== Records for the task
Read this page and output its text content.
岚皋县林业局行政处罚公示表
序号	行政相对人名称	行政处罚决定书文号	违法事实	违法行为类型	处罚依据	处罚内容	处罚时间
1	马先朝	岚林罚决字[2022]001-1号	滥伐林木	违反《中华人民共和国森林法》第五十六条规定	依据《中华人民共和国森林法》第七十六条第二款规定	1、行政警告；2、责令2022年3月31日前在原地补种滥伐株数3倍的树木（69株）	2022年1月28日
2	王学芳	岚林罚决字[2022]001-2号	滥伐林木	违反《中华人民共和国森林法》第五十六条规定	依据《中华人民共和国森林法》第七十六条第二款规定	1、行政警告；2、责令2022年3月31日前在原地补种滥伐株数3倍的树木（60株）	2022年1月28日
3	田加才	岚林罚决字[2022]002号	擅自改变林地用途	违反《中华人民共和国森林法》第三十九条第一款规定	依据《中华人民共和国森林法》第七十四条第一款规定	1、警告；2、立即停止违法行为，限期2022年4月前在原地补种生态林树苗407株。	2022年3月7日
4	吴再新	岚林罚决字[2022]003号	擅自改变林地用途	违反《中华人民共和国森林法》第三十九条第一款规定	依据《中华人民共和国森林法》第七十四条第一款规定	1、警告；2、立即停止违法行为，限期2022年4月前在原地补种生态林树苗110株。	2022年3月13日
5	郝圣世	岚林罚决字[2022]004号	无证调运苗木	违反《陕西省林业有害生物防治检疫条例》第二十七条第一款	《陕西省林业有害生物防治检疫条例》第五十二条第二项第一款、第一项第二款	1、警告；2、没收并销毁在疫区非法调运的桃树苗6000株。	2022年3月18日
====
== Records for the task
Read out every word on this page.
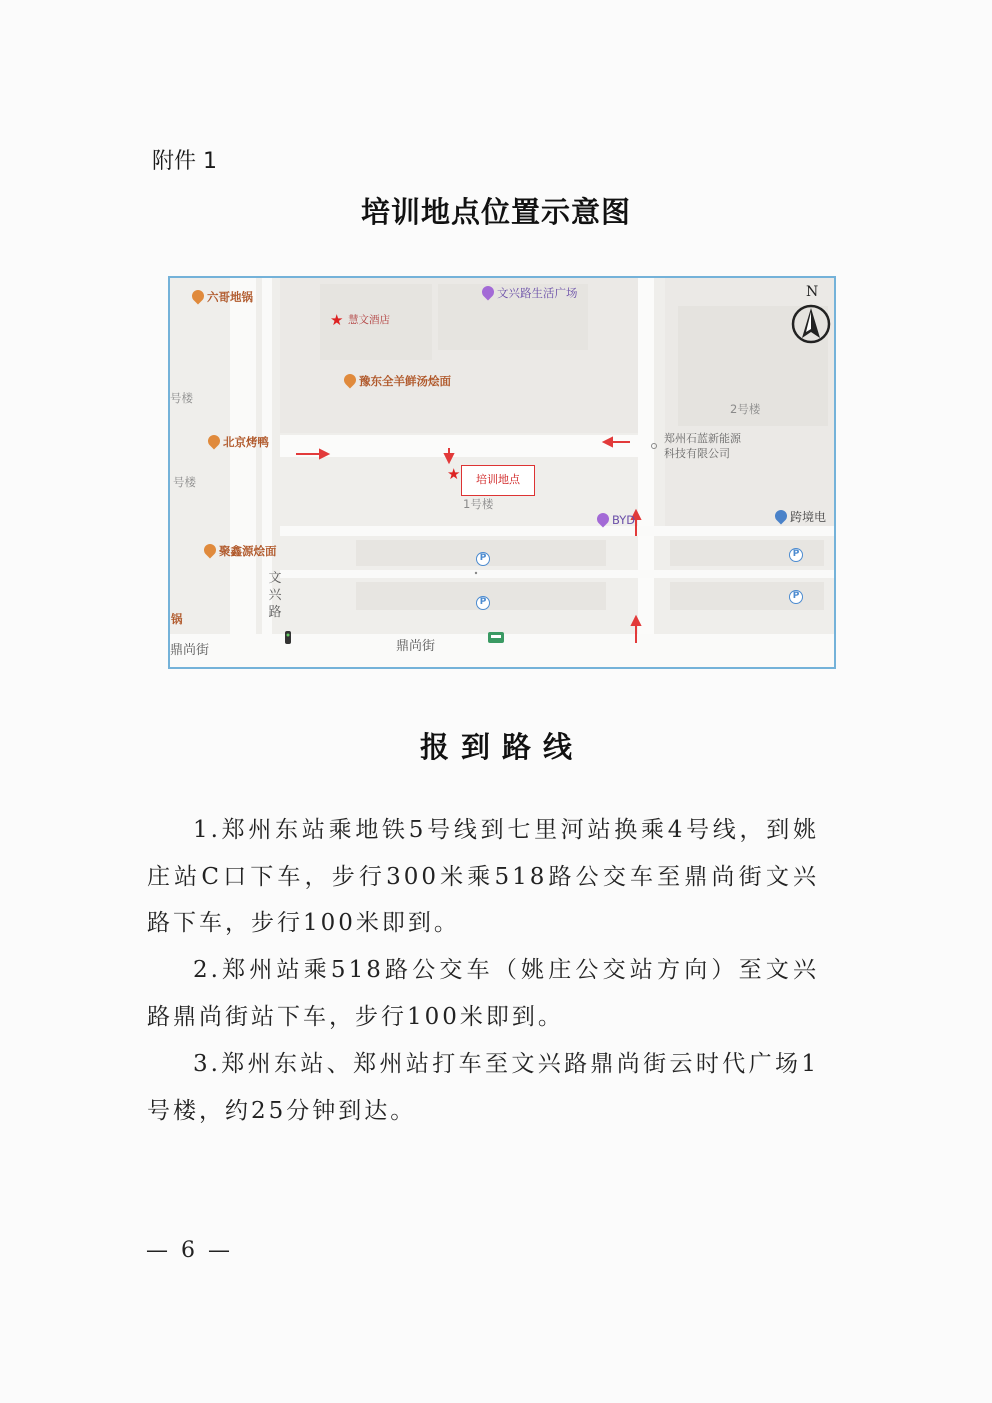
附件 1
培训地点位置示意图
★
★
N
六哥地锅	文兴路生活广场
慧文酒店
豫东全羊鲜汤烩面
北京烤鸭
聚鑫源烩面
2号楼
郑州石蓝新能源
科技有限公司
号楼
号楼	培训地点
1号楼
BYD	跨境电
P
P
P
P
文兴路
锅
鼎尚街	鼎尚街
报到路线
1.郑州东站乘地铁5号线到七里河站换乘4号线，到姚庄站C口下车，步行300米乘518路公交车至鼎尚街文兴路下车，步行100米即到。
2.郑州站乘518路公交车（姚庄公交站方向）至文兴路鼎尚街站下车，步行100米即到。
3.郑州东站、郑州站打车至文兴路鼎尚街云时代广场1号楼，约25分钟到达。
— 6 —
====
To do: A line counts if it holds the word "第七十四条第一款规定". How many lines of the entries count? Give the number only.

Answer to the problem: 2